◆ **WORK REQUIRED**
Copy each line below in which the word "What" occurs.

◆ **RECORDS SUPPLIED**
--- start ---
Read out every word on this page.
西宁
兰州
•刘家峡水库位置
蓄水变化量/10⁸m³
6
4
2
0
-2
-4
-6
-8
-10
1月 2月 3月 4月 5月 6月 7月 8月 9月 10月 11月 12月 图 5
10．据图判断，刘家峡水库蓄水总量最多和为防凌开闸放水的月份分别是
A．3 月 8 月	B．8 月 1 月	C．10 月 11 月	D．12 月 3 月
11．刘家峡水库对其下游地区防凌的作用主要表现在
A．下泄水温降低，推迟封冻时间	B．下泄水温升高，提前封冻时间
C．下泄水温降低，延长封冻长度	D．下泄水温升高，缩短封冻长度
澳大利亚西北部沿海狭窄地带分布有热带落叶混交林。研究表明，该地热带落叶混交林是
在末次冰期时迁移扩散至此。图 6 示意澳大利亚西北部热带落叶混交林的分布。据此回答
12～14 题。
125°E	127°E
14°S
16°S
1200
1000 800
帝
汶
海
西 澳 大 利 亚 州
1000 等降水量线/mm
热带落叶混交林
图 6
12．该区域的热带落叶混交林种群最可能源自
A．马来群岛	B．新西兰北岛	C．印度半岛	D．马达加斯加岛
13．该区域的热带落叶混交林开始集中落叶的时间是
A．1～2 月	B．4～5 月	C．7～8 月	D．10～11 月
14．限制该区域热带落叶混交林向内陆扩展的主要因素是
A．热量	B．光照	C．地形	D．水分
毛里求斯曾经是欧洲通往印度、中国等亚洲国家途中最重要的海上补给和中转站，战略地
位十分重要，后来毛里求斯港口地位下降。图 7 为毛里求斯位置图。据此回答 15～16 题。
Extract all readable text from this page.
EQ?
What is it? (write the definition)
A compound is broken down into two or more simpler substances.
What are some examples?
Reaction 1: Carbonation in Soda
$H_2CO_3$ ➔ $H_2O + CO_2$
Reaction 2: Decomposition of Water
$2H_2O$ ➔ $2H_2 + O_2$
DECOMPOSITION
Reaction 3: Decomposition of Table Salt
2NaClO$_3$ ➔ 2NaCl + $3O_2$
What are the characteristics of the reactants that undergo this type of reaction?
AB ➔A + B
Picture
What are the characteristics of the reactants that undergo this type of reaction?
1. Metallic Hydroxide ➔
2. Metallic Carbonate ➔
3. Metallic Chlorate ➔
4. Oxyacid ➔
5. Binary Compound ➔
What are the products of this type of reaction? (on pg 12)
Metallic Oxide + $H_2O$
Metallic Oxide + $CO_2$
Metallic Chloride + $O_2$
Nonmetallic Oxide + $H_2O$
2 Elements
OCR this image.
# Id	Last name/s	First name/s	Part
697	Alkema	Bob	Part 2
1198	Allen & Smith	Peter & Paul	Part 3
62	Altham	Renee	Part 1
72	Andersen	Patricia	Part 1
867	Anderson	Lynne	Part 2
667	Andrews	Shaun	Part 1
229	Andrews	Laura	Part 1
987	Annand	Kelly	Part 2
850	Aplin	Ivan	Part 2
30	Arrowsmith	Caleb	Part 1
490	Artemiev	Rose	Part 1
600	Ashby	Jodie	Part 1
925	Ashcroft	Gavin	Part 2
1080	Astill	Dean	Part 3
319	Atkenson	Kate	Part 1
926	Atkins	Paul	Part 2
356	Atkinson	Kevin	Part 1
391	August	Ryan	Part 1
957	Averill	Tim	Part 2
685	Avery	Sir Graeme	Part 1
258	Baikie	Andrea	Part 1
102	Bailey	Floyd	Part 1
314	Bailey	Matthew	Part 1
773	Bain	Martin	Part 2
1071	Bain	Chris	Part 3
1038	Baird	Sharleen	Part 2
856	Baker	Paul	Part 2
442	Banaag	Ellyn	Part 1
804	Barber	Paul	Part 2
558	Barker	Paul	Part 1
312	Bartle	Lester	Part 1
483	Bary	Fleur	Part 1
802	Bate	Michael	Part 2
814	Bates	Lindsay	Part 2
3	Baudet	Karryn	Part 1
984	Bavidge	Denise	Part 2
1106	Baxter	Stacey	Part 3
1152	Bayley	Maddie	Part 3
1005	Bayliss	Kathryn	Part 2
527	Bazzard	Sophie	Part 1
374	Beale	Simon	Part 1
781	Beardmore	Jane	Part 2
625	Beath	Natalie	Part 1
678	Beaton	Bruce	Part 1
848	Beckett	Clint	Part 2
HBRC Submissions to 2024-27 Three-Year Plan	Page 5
--- end ---
◆ **WRITTEN SOLUTION**
What is it? (write the definition)
What are some examples?
What are the characteristics of the reactants that undergo this type of reaction?
What are the characteristics of the reactants that undergo this type of reaction?
What are the products of this type of reaction? (on pg 12)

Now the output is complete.